EXERCISE:
Render the entries from the line containing "Patent image size: (714, 710)." through the line containing "The bracket 352 is at (135, 385).", both included, as a two-column CSV with the headers input and output. Write one row per entry, putting its text and its answer each in a single quoted field with line breaks replaced by spaces.

DATA:
——
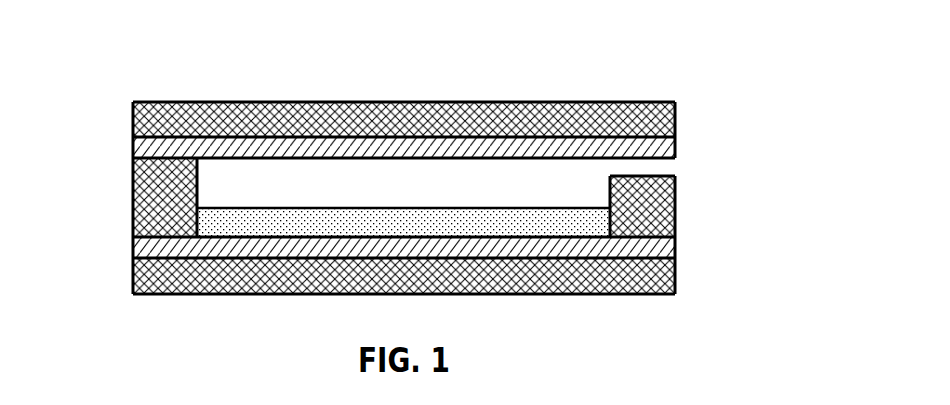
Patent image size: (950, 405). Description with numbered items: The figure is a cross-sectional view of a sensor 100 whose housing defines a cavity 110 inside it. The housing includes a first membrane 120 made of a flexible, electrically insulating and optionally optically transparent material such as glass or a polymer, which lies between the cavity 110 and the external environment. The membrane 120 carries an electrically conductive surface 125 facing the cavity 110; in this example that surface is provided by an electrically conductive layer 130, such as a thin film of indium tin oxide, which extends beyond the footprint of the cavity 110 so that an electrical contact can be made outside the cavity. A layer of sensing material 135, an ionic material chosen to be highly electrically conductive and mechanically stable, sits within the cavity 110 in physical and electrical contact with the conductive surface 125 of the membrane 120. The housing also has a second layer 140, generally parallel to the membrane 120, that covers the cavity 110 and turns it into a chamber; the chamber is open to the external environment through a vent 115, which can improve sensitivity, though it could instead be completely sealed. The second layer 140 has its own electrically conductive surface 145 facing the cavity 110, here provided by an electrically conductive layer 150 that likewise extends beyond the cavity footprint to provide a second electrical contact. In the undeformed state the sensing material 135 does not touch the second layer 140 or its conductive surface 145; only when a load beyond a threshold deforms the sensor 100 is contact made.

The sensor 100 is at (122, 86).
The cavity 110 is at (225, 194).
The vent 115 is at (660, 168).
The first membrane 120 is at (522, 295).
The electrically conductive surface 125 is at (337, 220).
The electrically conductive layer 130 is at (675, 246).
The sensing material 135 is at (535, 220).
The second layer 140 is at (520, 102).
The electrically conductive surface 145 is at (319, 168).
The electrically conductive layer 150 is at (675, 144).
——
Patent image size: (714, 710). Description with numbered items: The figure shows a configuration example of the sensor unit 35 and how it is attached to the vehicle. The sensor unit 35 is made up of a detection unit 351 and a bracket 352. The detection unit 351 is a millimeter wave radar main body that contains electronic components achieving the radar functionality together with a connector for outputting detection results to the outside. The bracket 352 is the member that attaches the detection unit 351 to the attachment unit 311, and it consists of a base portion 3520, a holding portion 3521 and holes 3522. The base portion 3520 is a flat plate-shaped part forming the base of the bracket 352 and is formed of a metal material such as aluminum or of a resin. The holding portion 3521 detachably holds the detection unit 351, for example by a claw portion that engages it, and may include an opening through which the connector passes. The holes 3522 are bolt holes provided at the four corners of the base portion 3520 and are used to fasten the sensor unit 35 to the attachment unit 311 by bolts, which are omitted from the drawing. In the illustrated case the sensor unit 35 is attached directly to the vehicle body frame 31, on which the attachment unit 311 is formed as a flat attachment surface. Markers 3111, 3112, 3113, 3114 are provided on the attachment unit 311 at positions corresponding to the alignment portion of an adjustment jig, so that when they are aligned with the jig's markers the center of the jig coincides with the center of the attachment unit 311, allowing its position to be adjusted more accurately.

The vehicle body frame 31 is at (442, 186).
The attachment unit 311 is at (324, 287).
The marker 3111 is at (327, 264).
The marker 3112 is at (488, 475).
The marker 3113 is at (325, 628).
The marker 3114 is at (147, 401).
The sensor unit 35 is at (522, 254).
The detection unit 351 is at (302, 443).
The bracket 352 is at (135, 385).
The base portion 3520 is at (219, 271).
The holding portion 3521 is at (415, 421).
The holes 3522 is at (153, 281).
——
ANSWER TO THE EXERCISE:
input,output
"Patent image size: (714, 710). Description with numbered items: The figure shows a configuration example of the sensor unit 35 and how it is attached to the vehicle. The sensor unit 35 is made up of a detection unit 351 and a bracket 352. The detection unit 351 is a millimeter wave radar main body that contains electronic components achieving the radar functionality together with a connector for outputting detection results to the outside. The bracket 352 is the member that attaches the detection unit 351 to the attachment unit 311, and it consists of a base portion 3520, a holding portion 3521 and holes 3522. The base portion 3520 is a flat plate-shaped part forming the base of the bracket 352 and is formed of a metal material such as aluminum or of a resin. The holding portion 3521 detachably holds the detection unit 351, for example by a claw portion that engages it, and may include an opening through which the connector passes. The holes 3522 are bolt holes provided at the four corners of the base portion 3520 and are used to fasten the sensor unit 35 to the attachment unit 311 by bolts, which are omitted from the drawing. In the illustrated case the sensor unit 35 is attached directly to the vehicle body frame 31, on which the attachment unit 311 is formed as a flat attachment surface. Markers 3111, 3112, 3113, 3114 are provided on the attachment unit 311 at positions corresponding to the alignment portion of an adjustment jig, so that when they are aligned with the jig's markers the center of the jig coincides with the center of the attachment unit 311, allowing its position to be adjusted more accurately.","The vehicle body frame 31 is at (442, 186). The attachment unit 311 is at (324, 287). The marker 3111 is at (327, 264). The marker 3112 is at (488, 475). The marker 3113 is at (325, 628). The marker 3114 is at (147, 401). The sensor unit 35 is at (522, 254). The detection unit 351 is at (302, 443). The bracket 352 is at (135, 385)."